Take from the listing each line that has the string "operation".
=======
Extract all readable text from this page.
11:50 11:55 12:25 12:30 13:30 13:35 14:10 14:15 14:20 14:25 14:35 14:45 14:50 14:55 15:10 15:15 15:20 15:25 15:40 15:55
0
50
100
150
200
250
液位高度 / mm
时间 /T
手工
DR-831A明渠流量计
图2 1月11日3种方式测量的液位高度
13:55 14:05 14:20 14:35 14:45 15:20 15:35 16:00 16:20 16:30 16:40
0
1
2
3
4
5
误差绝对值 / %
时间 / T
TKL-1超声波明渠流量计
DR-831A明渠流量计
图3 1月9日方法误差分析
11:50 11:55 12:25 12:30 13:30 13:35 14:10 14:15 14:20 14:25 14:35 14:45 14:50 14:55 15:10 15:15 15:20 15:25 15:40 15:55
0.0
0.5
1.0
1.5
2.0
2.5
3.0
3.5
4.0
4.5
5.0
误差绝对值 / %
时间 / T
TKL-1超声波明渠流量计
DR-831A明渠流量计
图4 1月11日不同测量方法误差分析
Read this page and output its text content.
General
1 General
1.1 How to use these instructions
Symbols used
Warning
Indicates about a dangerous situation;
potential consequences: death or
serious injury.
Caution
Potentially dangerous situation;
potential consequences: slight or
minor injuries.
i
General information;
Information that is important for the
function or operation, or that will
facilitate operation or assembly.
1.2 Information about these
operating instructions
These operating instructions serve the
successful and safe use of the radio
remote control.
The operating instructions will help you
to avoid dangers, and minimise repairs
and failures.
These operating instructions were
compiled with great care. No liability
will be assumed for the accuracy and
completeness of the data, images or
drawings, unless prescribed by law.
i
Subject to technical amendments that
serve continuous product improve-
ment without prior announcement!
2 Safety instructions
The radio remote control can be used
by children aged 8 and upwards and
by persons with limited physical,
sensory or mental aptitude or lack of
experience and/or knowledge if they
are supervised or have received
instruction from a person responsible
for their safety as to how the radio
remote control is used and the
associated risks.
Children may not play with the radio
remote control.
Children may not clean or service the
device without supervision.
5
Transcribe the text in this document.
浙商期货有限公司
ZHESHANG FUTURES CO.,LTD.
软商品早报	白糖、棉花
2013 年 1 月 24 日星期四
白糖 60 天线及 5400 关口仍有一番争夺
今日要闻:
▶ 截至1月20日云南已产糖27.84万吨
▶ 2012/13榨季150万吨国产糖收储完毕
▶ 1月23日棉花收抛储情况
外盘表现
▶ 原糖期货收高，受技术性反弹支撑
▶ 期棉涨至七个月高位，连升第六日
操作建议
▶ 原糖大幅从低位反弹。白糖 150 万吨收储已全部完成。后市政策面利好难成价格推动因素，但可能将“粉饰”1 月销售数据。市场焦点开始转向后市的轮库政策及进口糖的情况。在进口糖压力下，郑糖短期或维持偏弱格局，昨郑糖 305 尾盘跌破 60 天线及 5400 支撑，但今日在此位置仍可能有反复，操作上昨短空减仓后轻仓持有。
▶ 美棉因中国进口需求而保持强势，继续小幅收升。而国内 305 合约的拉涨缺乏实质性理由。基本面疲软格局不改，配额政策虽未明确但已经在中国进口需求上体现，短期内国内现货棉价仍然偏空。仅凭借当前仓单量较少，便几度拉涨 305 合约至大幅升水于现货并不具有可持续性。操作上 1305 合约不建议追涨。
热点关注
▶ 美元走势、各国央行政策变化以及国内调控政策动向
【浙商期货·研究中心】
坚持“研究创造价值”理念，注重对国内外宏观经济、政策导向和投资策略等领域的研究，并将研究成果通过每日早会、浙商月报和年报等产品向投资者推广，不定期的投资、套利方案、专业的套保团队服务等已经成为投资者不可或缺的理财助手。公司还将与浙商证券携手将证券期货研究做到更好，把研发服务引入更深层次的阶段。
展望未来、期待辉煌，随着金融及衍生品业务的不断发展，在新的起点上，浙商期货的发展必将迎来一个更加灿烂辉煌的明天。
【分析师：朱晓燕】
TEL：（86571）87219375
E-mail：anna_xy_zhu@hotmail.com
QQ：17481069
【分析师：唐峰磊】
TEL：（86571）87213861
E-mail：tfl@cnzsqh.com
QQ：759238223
=======
- _Expected answer_:
function or operation, or that will
facilitate operation or assembly.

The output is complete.